Instructions for the task
The entries below are to be written out again without alteration.

Dataset rows
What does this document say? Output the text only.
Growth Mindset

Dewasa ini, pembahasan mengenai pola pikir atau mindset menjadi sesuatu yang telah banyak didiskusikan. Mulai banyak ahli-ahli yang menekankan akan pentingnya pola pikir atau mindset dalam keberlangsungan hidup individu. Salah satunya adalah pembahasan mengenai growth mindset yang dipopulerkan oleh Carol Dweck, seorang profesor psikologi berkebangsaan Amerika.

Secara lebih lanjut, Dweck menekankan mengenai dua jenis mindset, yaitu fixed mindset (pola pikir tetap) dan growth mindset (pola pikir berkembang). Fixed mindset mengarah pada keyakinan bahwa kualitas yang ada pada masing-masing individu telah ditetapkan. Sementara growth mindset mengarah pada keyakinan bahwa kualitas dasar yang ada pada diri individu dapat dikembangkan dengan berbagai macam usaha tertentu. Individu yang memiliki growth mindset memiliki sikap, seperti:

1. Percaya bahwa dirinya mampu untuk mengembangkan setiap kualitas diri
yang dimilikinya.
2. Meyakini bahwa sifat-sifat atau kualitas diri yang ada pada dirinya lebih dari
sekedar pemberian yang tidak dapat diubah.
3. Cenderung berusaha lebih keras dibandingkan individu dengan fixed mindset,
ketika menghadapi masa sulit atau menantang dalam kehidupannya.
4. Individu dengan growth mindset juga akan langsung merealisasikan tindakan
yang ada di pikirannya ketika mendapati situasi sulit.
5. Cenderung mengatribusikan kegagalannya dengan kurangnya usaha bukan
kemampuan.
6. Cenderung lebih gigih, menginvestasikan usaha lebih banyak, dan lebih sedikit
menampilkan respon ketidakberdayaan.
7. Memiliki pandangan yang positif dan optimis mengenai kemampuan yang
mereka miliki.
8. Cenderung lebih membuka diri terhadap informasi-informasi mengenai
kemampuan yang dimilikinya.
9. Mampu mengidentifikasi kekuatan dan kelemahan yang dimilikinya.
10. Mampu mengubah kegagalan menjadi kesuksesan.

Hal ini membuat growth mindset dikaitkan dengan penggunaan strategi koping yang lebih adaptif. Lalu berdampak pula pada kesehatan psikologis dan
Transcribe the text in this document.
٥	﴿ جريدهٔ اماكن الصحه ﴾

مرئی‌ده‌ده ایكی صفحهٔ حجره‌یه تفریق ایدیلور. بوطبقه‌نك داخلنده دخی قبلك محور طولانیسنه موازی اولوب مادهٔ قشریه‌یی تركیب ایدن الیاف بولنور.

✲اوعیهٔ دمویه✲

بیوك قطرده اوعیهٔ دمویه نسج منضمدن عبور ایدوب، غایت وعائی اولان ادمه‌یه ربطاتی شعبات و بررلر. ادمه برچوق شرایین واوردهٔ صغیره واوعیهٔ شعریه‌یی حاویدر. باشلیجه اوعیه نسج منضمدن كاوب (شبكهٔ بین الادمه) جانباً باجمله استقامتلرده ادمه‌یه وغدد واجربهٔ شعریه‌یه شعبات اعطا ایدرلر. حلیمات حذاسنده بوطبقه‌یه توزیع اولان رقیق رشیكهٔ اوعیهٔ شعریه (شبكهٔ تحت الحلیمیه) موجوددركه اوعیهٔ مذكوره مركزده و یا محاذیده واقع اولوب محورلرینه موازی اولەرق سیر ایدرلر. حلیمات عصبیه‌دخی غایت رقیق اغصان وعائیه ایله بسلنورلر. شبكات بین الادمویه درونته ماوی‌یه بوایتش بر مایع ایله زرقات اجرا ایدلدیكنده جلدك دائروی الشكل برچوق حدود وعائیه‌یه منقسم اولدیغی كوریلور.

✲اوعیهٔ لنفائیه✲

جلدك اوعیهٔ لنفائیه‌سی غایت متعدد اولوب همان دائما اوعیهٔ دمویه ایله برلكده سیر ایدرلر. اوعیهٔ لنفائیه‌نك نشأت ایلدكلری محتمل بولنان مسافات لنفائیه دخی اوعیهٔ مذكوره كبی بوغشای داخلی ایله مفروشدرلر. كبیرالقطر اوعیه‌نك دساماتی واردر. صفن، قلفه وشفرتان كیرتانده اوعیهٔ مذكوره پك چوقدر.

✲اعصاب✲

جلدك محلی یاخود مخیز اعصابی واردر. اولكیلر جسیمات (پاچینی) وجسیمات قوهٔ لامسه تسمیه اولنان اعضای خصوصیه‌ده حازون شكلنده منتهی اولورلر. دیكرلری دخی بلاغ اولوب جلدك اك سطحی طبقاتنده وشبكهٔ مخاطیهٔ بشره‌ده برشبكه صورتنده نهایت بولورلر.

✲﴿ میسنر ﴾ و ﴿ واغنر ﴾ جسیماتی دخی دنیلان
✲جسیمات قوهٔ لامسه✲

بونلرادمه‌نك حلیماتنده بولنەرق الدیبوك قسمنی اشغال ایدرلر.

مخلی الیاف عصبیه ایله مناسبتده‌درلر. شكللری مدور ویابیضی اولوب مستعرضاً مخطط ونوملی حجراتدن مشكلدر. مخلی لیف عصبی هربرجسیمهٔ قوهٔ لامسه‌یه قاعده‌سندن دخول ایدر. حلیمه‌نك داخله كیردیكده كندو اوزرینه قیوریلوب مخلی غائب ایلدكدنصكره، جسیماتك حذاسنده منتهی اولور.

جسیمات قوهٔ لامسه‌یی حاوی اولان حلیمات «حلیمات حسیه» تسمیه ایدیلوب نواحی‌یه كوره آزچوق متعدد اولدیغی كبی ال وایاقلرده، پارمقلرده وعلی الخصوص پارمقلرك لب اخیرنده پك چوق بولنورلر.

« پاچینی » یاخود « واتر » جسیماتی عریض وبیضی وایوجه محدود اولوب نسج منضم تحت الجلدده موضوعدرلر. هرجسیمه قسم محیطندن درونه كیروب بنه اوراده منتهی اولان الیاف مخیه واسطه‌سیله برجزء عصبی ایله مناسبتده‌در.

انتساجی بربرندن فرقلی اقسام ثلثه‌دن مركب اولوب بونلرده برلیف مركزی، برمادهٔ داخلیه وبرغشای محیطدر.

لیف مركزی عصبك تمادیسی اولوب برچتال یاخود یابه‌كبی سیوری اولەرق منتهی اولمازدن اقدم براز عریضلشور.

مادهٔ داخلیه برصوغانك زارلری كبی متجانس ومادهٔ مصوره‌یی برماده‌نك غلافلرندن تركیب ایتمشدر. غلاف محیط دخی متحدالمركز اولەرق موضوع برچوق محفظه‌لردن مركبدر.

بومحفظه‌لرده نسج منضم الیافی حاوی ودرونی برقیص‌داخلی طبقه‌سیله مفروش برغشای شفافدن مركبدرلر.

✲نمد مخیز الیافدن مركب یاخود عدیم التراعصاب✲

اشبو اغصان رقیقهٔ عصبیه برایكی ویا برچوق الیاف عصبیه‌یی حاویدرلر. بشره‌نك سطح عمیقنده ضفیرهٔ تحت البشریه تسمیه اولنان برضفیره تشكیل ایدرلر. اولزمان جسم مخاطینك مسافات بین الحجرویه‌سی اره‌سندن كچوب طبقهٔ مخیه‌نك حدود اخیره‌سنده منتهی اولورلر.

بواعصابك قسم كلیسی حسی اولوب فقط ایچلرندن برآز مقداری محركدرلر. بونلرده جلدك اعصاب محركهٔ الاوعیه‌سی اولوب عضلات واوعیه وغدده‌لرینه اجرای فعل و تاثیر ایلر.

Finished exercise
What does this document say? Output the text only.
Growth Mindset

Dewasa ini, pembahasan mengenai pola pikir atau mindset menjadi sesuatu yang telah banyak didiskusikan. Mulai banyak ahli-ahli yang menekankan akan pentingnya pola pikir atau mindset dalam keberlangsungan hidup individu. Salah satunya adalah pembahasan mengenai growth mindset yang dipopulerkan oleh Carol Dweck, seorang profesor psikologi berkebangsaan Amerika.

Secara lebih lanjut, Dweck menekankan mengenai dua jenis mindset, yaitu fixed mindset (pola pikir tetap) dan growth mindset (pola pikir berkembang). Fixed mindset mengarah pada keyakinan bahwa kualitas yang ada pada masing-masing individu telah ditetapkan. Sementara growth mindset mengarah pada keyakinan bahwa kualitas dasar yang ada pada diri individu dapat dikembangkan dengan berbagai macam usaha tertentu. Individu yang memiliki growth mindset memiliki sikap, seperti:

1. Percaya bahwa dirinya mampu untuk mengembangkan setiap kualitas diri
yang dimilikinya.
2. Meyakini bahwa sifat-sifat atau kualitas diri yang ada pada dirinya lebih dari
sekedar pemberian yang tidak dapat diubah.
3. Cenderung berusaha lebih keras dibandingkan individu dengan fixed mindset,
ketika menghadapi masa sulit atau menantang dalam kehidupannya.
4. Individu dengan growth mindset juga akan langsung merealisasikan tindakan
yang ada di pikirannya ketika mendapati situasi sulit.
5. Cenderung mengatribusikan kegagalannya dengan kurangnya usaha bukan
kemampuan.
6. Cenderung lebih gigih, menginvestasikan usaha lebih banyak, dan lebih sedikit
menampilkan respon ketidakberdayaan.
7. Memiliki pandangan yang positif dan optimis mengenai kemampuan yang
mereka miliki.
8. Cenderung lebih membuka diri terhadap informasi-informasi mengenai
kemampuan yang dimilikinya.
9. Mampu mengidentifikasi kekuatan dan kelemahan yang dimilikinya.
10. Mampu mengubah kegagalan menjadi kesuksesan.

Hal ini membuat growth mindset dikaitkan dengan penggunaan strategi koping yang lebih adaptif. Lalu berdampak pula pada kesehatan psikologis dan
Transcribe the text in this document.
٥	﴿ جريدهٔ اماكن الصحه ﴾

مرئی‌ده‌ده ایكی صفحهٔ حجره‌یه تفریق ایدیلور. بوطبقه‌نك داخلنده دخی قبلك محور طولانیسنه موازی اولوب مادهٔ قشریه‌یی تركیب ایدن الیاف بولنور.

✲اوعیهٔ دمویه✲

بیوك قطرده اوعیهٔ دمویه نسج منضمدن عبور ایدوب، غایت وعائی اولان ادمه‌یه ربطاتی شعبات و بررلر. ادمه برچوق شرایین واوردهٔ صغیره واوعیهٔ شعریه‌یی حاویدر. باشلیجه اوعیه نسج منضمدن كاوب (شبكهٔ بین الادمه) جانباً باجمله استقامتلرده ادمه‌یه وغدد واجربهٔ شعریه‌یه شعبات اعطا ایدرلر. حلیمات حذاسنده بوطبقه‌یه توزیع اولان رقیق رشیكهٔ اوعیهٔ شعریه (شبكهٔ تحت الحلیمیه) موجوددركه اوعیهٔ مذكوره مركزده و یا محاذیده واقع اولوب محورلرینه موازی اولەرق سیر ایدرلر. حلیمات عصبیه‌دخی غایت رقیق اغصان وعائیه ایله بسلنورلر. شبكات بین الادمویه درونته ماوی‌یه بوایتش بر مایع ایله زرقات اجرا ایدلدیكنده جلدك دائروی الشكل برچوق حدود وعائیه‌یه منقسم اولدیغی كوریلور.

✲اوعیهٔ لنفائیه✲

جلدك اوعیهٔ لنفائیه‌سی غایت متعدد اولوب همان دائما اوعیهٔ دمویه ایله برلكده سیر ایدرلر. اوعیهٔ لنفائیه‌نك نشأت ایلدكلری محتمل بولنان مسافات لنفائیه دخی اوعیهٔ مذكوره كبی بوغشای داخلی ایله مفروشدرلر. كبیرالقطر اوعیه‌نك دساماتی واردر. صفن، قلفه وشفرتان كیرتانده اوعیهٔ مذكوره پك چوقدر.

✲اعصاب✲

جلدك محلی یاخود مخیز اعصابی واردر. اولكیلر جسیمات (پاچینی) وجسیمات قوهٔ لامسه تسمیه اولنان اعضای خصوصیه‌ده حازون شكلنده منتهی اولورلر. دیكرلری دخی بلاغ اولوب جلدك اك سطحی طبقاتنده وشبكهٔ مخاطیهٔ بشره‌ده برشبكه صورتنده نهایت بولورلر.

✲﴿ میسنر ﴾ و ﴿ واغنر ﴾ جسیماتی دخی دنیلان
✲جسیمات قوهٔ لامسه✲

بونلرادمه‌نك حلیماتنده بولنەرق الدیبوك قسمنی اشغال ایدرلر.

مخلی الیاف عصبیه ایله مناسبتده‌درلر. شكللری مدور ویابیضی اولوب مستعرضاً مخطط ونوملی حجراتدن مشكلدر. مخلی لیف عصبی هربرجسیمهٔ قوهٔ لامسه‌یه قاعده‌سندن دخول ایدر. حلیمه‌نك داخله كیردیكده كندو اوزرینه قیوریلوب مخلی غائب ایلدكدنصكره، جسیماتك حذاسنده منتهی اولور.

جسیمات قوهٔ لامسه‌یی حاوی اولان حلیمات «حلیمات حسیه» تسمیه ایدیلوب نواحی‌یه كوره آزچوق متعدد اولدیغی كبی ال وایاقلرده، پارمقلرده وعلی الخصوص پارمقلرك لب اخیرنده پك چوق بولنورلر.

« پاچینی » یاخود « واتر » جسیماتی عریض وبیضی وایوجه محدود اولوب نسج منضم تحت الجلدده موضوعدرلر. هرجسیمه قسم محیطندن درونه كیروب بنه اوراده منتهی اولان الیاف مخیه واسطه‌سیله برجزء عصبی ایله مناسبتده‌در.

انتساجی بربرندن فرقلی اقسام ثلثه‌دن مركب اولوب بونلرده برلیف مركزی، برمادهٔ داخلیه وبرغشای محیطدر.

لیف مركزی عصبك تمادیسی اولوب برچتال یاخود یابه‌كبی سیوری اولەرق منتهی اولمازدن اقدم براز عریضلشور.

مادهٔ داخلیه برصوغانك زارلری كبی متجانس ومادهٔ مصوره‌یی برماده‌نك غلافلرندن تركیب ایتمشدر. غلاف محیط دخی متحدالمركز اولەرق موضوع برچوق محفظه‌لردن مركبدر.

بومحفظه‌لرده نسج منضم الیافی حاوی ودرونی برقیص‌داخلی طبقه‌سیله مفروش برغشای شفافدن مركبدرلر.

✲نمد مخیز الیافدن مركب یاخود عدیم التراعصاب✲

اشبو اغصان رقیقهٔ عصبیه برایكی ویا برچوق الیاف عصبیه‌یی حاویدرلر. بشره‌نك سطح عمیقنده ضفیرهٔ تحت البشریه تسمیه اولنان برضفیره تشكیل ایدرلر. اولزمان جسم مخاطینك مسافات بین الحجرویه‌سی اره‌سندن كچوب طبقهٔ مخیه‌نك حدود اخیره‌سنده منتهی اولورلر.

بواعصابك قسم كلیسی حسی اولوب فقط ایچلرندن برآز مقداری محركدرلر. بونلرده جلدك اعصاب محركهٔ الاوعیه‌سی اولوب عضلات واوعیه وغدده‌لرینه اجرای فعل و تاثیر ایلر.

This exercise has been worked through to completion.